## Start DATA SECTION
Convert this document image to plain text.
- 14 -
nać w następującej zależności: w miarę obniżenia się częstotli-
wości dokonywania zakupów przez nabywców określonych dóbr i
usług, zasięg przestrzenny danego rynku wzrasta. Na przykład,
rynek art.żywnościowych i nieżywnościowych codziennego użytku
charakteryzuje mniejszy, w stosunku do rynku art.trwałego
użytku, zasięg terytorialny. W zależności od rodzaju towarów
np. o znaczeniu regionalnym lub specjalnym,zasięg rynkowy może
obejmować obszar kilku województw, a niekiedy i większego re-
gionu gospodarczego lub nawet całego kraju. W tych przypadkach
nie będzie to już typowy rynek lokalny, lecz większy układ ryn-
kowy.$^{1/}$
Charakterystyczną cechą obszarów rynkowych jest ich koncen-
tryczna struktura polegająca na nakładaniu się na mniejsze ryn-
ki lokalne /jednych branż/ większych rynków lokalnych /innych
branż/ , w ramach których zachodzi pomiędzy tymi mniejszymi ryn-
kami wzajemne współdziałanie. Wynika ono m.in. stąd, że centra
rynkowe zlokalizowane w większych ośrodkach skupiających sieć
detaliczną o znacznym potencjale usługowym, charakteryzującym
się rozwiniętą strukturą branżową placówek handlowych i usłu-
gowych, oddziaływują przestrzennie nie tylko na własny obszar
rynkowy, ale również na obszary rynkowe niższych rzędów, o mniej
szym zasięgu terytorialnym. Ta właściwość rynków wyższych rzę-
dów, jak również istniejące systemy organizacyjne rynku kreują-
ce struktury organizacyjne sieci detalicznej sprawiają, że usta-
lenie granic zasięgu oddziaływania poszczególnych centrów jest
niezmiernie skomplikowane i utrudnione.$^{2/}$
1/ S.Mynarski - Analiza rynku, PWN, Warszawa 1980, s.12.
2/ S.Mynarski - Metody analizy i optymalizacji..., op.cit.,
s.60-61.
## End DATA SECTION
From the listing above, extract all records word for word.

Convert this document image to plain text.
- 14 -
nać w następującej zależności: w miarę obniżenia się częstotli-
wości dokonywania zakupów przez nabywców określonych dóbr i
usług, zasięg przestrzenny danego rynku wzrasta. Na przykład,
rynek art.żywnościowych i nieżywnościowych codziennego użytku
charakteryzuje mniejszy, w stosunku do rynku art.trwałego
użytku, zasięg terytorialny. W zależności od rodzaju towarów
np. o znaczeniu regionalnym lub specjalnym,zasięg rynkowy może
obejmować obszar kilku województw, a niekiedy i większego re-
gionu gospodarczego lub nawet całego kraju. W tych przypadkach
nie będzie to już typowy rynek lokalny, lecz większy układ ryn-
kowy.$^{1/}$
Charakterystyczną cechą obszarów rynkowych jest ich koncen-
tryczna struktura polegająca na nakładaniu się na mniejsze ryn-
ki lokalne /jednych branż/ większych rynków lokalnych /innych
branż/ , w ramach których zachodzi pomiędzy tymi mniejszymi ryn-
kami wzajemne współdziałanie. Wynika ono m.in. stąd, że centra
rynkowe zlokalizowane w większych ośrodkach skupiających sieć
detaliczną o znacznym potencjale usługowym, charakteryzującym
się rozwiniętą strukturą branżową placówek handlowych i usłu-
gowych, oddziaływują przestrzennie nie tylko na własny obszar
rynkowy, ale również na obszary rynkowe niższych rzędów, o mniej
szym zasięgu terytorialnym. Ta właściwość rynków wyższych rzę-
dów, jak również istniejące systemy organizacyjne rynku kreują-
ce struktury organizacyjne sieci detalicznej sprawiają, że usta-
lenie granic zasięgu oddziaływania poszczególnych centrów jest
niezmiernie skomplikowane i utrudnione.$^{2/}$
1/ S.Mynarski - Analiza rynku, PWN, Warszawa 1980, s.12.
2/ S.Mynarski - Metody analizy i optymalizacji..., op.cit.,
s.60-61.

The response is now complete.